### Your instructions
Search the material for the word "它又是如何设置" and copy each line that holds it.

### Given records
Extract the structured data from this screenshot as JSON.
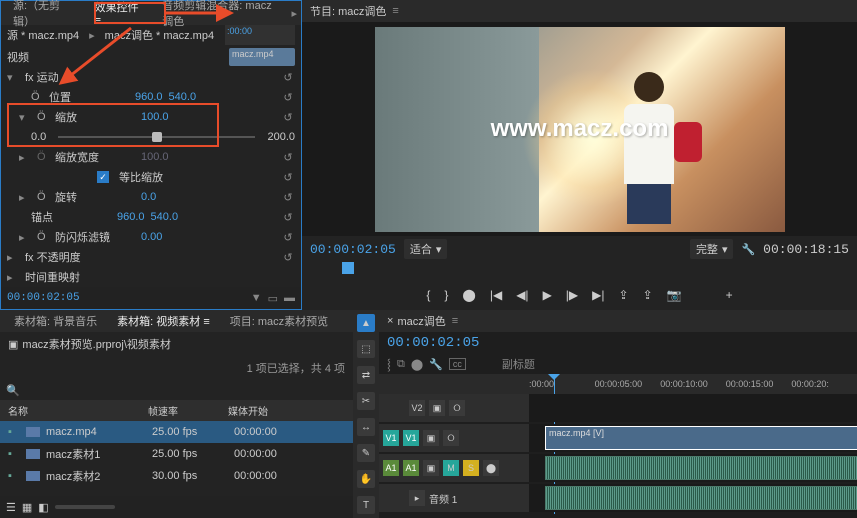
{
  "source_tabs": {
    "no_clip": "源:（无剪辑）",
    "effects": "效果控件",
    "mixer": "音频剪辑混合器: macz调色"
  },
  "source_clip": "源 * macz.mp4",
  "sequence_clip_ref": "macz调色 * macz.mp4",
  "timeline_clip_label": "macz.mp4",
  "video_section": "视频",
  "motion": {
    "label": "fx 运动",
    "position": {
      "label": "位置",
      "toggle": "Ö",
      "x": "960.0",
      "y": "540.0"
    },
    "scale": {
      "label": "缩放",
      "toggle": "Ö",
      "value": "100.0",
      "min": "0.0",
      "max": "200.0"
    },
    "scale_w": {
      "label": "缩放宽度",
      "toggle": "Ö",
      "value": "100.0"
    },
    "uniform": {
      "label": "等比缩放",
      "checked": true
    },
    "rotation": {
      "label": "旋转",
      "toggle": "Ö",
      "value": "0.0"
    },
    "anchor": {
      "label": "锚点",
      "x": "960.0",
      "y": "540.0"
    },
    "antiflicker": {
      "label": "防闪烁滤镜",
      "toggle": "Ö",
      "value": "0.00"
    }
  },
  "opacity": {
    "label": "fx 不透明度"
  },
  "time_remap": {
    "label": "时间重映射"
  },
  "panel_tc": "00:00:02:05",
  "program": {
    "tab": "节目: macz调色",
    "watermark": "www.macz.com",
    "tc_current": "00:00:02:05",
    "fit": "适合",
    "view": "完整",
    "tc_duration": "00:00:18:15"
  },
  "project": {
    "tabs": {
      "bgm": "素材箱: 背景音乐",
      "video": "素材箱: 视频素材",
      "preview": "项目: macz素材预览"
    },
    "crumb": "macz素材预览.prproj\\视频素材",
    "status": "1 项已选择，共 4 项",
    "columns": {
      "name": "名称",
      "fps": "帧速率",
      "start": "媒体开始"
    },
    "items": [
      {
        "name": "macz.mp4",
        "fps": "25.00 fps",
        "start": "00:00:00"
      },
      {
        "name": "macz素材1",
        "fps": "25.00 fps",
        "start": "00:00:00"
      },
      {
        "name": "macz素材2",
        "fps": "30.00 fps",
        "start": "00:00:00"
      }
    ]
  },
  "sequence": {
    "tab": "macz调色",
    "tc": "00:00:02:05",
    "subtitle": "副标题",
    "ruler": [
      ":00:00",
      "00:00:05:00",
      "00:00:10:00",
      "00:00:15:00",
      "00:00:20:"
    ],
    "v2": "V2",
    "v1": "V1",
    "a1": "A1",
    "a2": "音频 1",
    "vclip": "macz.mp4 [V]",
    "btns": {
      "m": "M",
      "s": "S"
    }
  },
  "icons": {
    "chev_down": "▾",
    "chev_right": "▸",
    "reset": "↺",
    "menu": "≡",
    "close": "×",
    "folder": "▣",
    "search": "🔍",
    "wrench": "🔧",
    "plus": "+",
    "lock": "🔒",
    "snap": "⸾",
    "link": "⧉",
    "marker": "⬤",
    "eye": "👁",
    "cc": "cc",
    "step_back": "|◀",
    "prev": "◀◀",
    "frame_back": "◀|",
    "play": "▶",
    "frame_fwd": "|▶",
    "next": "▶▶",
    "step_fwd": "▶|",
    "in": "{",
    "out": "}",
    "export": "⇪",
    "camera": "📷",
    "arrow_tool": "▲",
    "track_sel": "⬚",
    "ripple": "⇄",
    "razor": "✂",
    "slip": "↔",
    "pen": "✎",
    "hand": "✋",
    "type": "T"
  }
}
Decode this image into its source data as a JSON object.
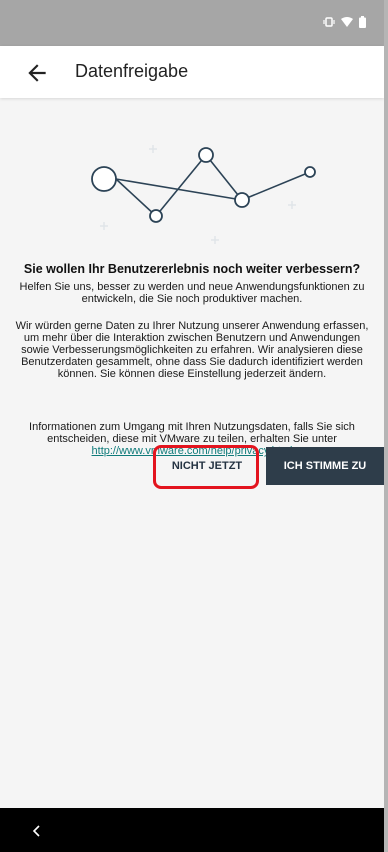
{
  "status_bar": {
    "icons": [
      "vibrate-icon",
      "wifi-icon",
      "battery-icon"
    ]
  },
  "app_bar": {
    "back_icon": "arrow-left-icon",
    "title": "Datenfreigabe"
  },
  "illustration": {
    "icon": "connected-nodes-illustration"
  },
  "content": {
    "heading": "Sie wollen Ihr Benutzererlebnis noch weiter verbessern?",
    "paragraph1": "Helfen Sie uns, besser zu werden und neue Anwendungsfunktionen zu entwickeln, die Sie noch produktiver machen.",
    "paragraph2": "Wir würden gerne Daten zu Ihrer Nutzung unserer Anwendung erfassen, um mehr über die Interaktion zwischen Benutzern und Anwendungen sowie Verbesserungsmöglichkeiten zu erfahren. Wir analysieren diese Benutzerdaten gesammelt, ohne dass Sie dadurch identifiziert werden können. Sie können diese Einstellung jederzeit ändern.",
    "paragraph3": "Informationen zum Umgang mit Ihren Nutzungsdaten, falls Sie sich entscheiden, diese mit VMware zu teilen, erhalten Sie unter",
    "privacy_link": "http://www.vmware.com/help/privacy.html"
  },
  "buttons": {
    "not_now": "NICHT JETZT",
    "agree": "ICH STIMME ZU"
  },
  "nav_bar": {
    "back_icon": "chevron-left-icon"
  },
  "colors": {
    "primary_button": "#2e3d4a",
    "link": "#0f7b7a",
    "highlight": "#e3141e",
    "status_bar": "#a6a6a6"
  }
}
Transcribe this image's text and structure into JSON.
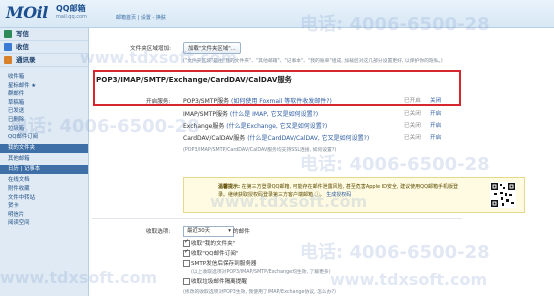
{
  "header": {
    "logo_text": "MOil",
    "logo_cn": "QQ邮箱",
    "logo_sub": "mail.qq.com",
    "top_links": "邮箱首页 | 设置 - 换肤"
  },
  "sidebar": {
    "actions": [
      {
        "label": "写信",
        "icon": "pen-icon",
        "color": "#2e8b57"
      },
      {
        "label": "收信",
        "icon": "inbox-icon",
        "color": "#3a7bd5"
      },
      {
        "label": "通讯录",
        "icon": "contacts-icon",
        "color": "#d9822b"
      }
    ],
    "items": [
      {
        "label": "收件箱",
        "star": false
      },
      {
        "label": "星标邮件 ★",
        "star": true
      },
      {
        "label": "群邮件",
        "star": false
      },
      {
        "label": "草稿箱",
        "star": false
      },
      {
        "label": "已发送",
        "star": false
      },
      {
        "label": "已删除",
        "star": false
      },
      {
        "label": "垃圾箱",
        "star": false
      },
      {
        "label": "QQ邮件订阅",
        "star": false
      }
    ],
    "folder_head": "我的文件夹",
    "folder_items": [
      "其他邮箱"
    ],
    "tools_head": "日历 | 记事本",
    "tools": [
      "在线文档",
      "附件收藏",
      "文件中转站",
      "贺卡",
      "明信片",
      "阅读空间"
    ]
  },
  "settings": {
    "folder_area": {
      "label": "文件夹区域增加:",
      "button": "加载\"文件夹区域\"...",
      "hint": "(\"文件夹区域\"是由\"我的文件夹\"、\"其他邮箱\"、\"记事本\"、\"我的账单\"组成, 加载后对这几部分设置更好, 以保护你的隐私。)"
    },
    "section_title": "POP3/IMAP/SMTP/Exchange/CardDAV/CalDAV服务",
    "enable_label": "开启服务:",
    "services": [
      {
        "name": "POP3/SMTP服务",
        "link": "(如何使用 Foxmail 等软件收发邮件?)",
        "status": "已开启",
        "action": "关闭"
      },
      {
        "name": "IMAP/SMTP服务",
        "link": "(什么是 IMAP, 它又是如何设置?)",
        "status": "已关闭",
        "action": "开启"
      },
      {
        "name": "Exchange服务",
        "link": "(什么是Exchange, 它又是如何设置?)",
        "status": "已关闭",
        "action": "开启"
      },
      {
        "name": "CardDAV/CalDAV服务",
        "link": "(什么是CardDAV/CalDAV, 它又是如何设置?)",
        "status": "已关闭",
        "action": "开启"
      }
    ],
    "ssl_hint": "(POP3/IMAP/SMTP/CardDAV/CalDAV服务均支持SSL连接, 如何设置?)",
    "tip": {
      "prefix": "温馨提示:",
      "text": "在第三方登录QQ邮箱, 可能存在邮件泄露风险, 甚至危害Apple ID安全, 建议使用QQ邮箱手机版登录。继续获取授权码登录第三方客户端邮箱 ⓘ。",
      "link": "生成授权码"
    },
    "receive_label": "收取选项:",
    "receive_select": "最近30天",
    "receive_suffix": "的邮件",
    "options": [
      {
        "label": "收取\"我的文件夹\"",
        "checked": true
      },
      {
        "label": "收取\"QQ邮件订阅\"",
        "checked": true
      },
      {
        "label": "SMTP发信后保存到服务器",
        "checked": false
      },
      {
        "label": "收取垃圾邮件隔离提醒",
        "checked": false
      }
    ],
    "smtp_note": "(以上收取选项对POP3/IMAP/SMTP/Exchange均生效, 了解更多)",
    "bottom_note": "(修改的收取选项对POP3生效, 我使用了IMAP/Exchange协议, 怎么办?)"
  },
  "watermark": {
    "phone": "电话: 4006-6500-28",
    "site": "www.tdxsoft.com"
  }
}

### Exercise solution
        "link": "(什么是 IMAP, 它又是如何设置?)",
        "link": "(什么是Exchange, 它又是如何设置?)",
        "link": "(什么是CardDAV/CalDAV, 它又是如何设置?)",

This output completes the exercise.